Unveiling the hospitalist specialty code
The Centers for Medicare & Medicaid Services announced in November the official implementation date for the Medicare physician specialty code for hospitalists. On April 3, “hospitalist” will be an official specialty designation under Medicare; the code will be C6. Starting on that date, hospitalists can change their specialty designation on the Medicare enrollment application (Form CMS-855I) or through CMS’ online portal (Provider Enrollment, Chain, and Ownership System, or PECOS).
Appropriate use of specialty codes helps distinguish differences among providers and improves the quality of utilization data. SHM applied for a specialty code for hospitalists nearly 3 years ago, and CMS approved the application in February 2016.
Stand with your fellow hospitalists and make sure to declare, “I’m a C6.”
Develop curricula to educate, engage medical students and residents
The ACGME requirements for training in quality and safety are changing – it is no longer an elective. As sponsoring institutions’ residency and fellowship programs mobilize to meet these requirements, leaders may find few faculty members are comfortable enough with the material to teach and create educational content for trainees. These faculty need further development.
Sponsored by SHM, the Quality and Safety Educators Academy (QSEA) responds to that demand by providing medical educators with the knowledge and tools to integrate quality improvement and safety concepts into their curricula. The 2017 meeting is Feb. 26-28 at the Tempe Mission Palms Hotel in Arizona.
This 2½ day meeting aims to fill the current gaps for faculty by offering basic concepts and educational tools in quality improvement and patient safety. Material is presented in an interactive way, providing guidance on career and curriculum development and establishing a national network of quality and safety educators.
For more information and to register, visit www.shmqsea.org.
EHRs: blessing or curse?
SHM’s Health Information Technology (HIT) Committee invited you to participate in a brief survey to inform your experiences with inpatient electronic health record (EHR) systems. The results will serve as a foundation for a white paper to be written by the HIT Committee addressing hospitalists’ attitudes toward EHR systems. It will be released next month, so stay tuned then to view the final paper.
SHM chapters: Your connection to local education, networking, leadership opportunities
SHM offers various opportunities to grow professionally, expand your CV, and engage with other hospitalists. With more than 50 chapters across the country, you can network, learn, teach, and continue to improve patient care at a local level. Find a chapter in your area or start a chapter today by visiting www.hospitalmedicine.org/chapters.
Enhance opioid safety for inpatients
SHM enrolled 10 hospitals into a second mentored implementation cohort around Reducing Adverse Drug Events Related to Opioids (RADEO). The program is now in its second month as the sites work with their mentors to enhance safety for patients in the hospital who are prescribed opioid medications by:
- Developing a needs assessment.

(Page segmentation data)
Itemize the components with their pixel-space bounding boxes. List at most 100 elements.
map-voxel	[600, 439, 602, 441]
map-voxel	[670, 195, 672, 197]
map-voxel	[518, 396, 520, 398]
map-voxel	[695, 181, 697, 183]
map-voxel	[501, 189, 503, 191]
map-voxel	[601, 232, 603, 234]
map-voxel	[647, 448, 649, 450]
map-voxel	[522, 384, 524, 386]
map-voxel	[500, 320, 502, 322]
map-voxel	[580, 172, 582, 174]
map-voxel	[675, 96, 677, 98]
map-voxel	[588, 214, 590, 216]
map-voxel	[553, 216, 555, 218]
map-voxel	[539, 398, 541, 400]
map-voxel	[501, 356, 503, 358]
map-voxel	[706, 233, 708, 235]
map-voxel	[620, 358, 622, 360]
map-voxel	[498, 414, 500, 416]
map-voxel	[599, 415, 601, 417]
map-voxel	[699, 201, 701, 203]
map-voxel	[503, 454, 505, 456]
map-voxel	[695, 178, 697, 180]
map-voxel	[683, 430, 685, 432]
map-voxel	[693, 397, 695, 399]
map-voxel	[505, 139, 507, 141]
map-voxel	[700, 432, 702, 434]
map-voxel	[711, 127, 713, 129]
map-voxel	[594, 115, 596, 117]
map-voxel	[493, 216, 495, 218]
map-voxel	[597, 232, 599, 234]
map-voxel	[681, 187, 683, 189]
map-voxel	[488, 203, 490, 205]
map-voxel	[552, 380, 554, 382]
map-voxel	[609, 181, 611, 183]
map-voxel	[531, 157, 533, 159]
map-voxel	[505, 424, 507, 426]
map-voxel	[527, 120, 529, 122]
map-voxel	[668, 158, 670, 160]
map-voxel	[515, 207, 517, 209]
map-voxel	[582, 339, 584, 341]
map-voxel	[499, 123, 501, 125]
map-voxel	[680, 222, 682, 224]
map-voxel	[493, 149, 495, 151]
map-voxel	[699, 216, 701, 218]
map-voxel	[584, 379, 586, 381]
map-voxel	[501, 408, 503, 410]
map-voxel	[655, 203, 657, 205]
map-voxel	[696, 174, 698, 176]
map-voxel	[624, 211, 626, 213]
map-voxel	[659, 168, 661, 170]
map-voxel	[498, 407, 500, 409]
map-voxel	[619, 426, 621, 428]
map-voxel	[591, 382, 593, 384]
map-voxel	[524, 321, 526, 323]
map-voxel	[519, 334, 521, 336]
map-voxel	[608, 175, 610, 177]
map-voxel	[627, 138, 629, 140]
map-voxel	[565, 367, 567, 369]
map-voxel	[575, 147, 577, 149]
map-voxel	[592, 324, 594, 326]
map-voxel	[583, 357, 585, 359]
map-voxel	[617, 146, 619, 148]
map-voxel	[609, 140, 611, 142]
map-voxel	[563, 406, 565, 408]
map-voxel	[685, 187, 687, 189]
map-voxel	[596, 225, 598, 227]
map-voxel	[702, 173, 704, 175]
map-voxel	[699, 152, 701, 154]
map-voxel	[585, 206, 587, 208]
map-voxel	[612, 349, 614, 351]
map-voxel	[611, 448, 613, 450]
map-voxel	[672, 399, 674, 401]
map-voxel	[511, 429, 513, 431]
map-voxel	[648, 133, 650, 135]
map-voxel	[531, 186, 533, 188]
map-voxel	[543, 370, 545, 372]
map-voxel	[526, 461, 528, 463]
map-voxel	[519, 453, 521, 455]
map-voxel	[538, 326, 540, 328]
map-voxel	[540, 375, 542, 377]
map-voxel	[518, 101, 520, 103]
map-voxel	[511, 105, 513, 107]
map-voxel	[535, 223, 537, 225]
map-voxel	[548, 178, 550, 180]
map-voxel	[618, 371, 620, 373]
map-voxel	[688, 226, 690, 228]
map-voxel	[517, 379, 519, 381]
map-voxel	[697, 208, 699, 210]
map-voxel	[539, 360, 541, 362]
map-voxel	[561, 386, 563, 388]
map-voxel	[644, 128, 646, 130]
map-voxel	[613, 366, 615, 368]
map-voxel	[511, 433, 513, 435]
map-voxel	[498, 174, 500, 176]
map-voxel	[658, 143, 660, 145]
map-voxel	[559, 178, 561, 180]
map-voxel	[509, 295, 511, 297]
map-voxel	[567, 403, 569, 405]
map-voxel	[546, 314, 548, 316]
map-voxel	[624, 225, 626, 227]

-- Activity --
In one to three sentences, explain why the hospitalist news text says appropriate use of specialty codes is worthwhile. The rows are separate material and have no connection to the text.

-- Answer for the task --
Appropriate use of specialty codes helps distinguish differences among providers. It also improves the quality of utilization data.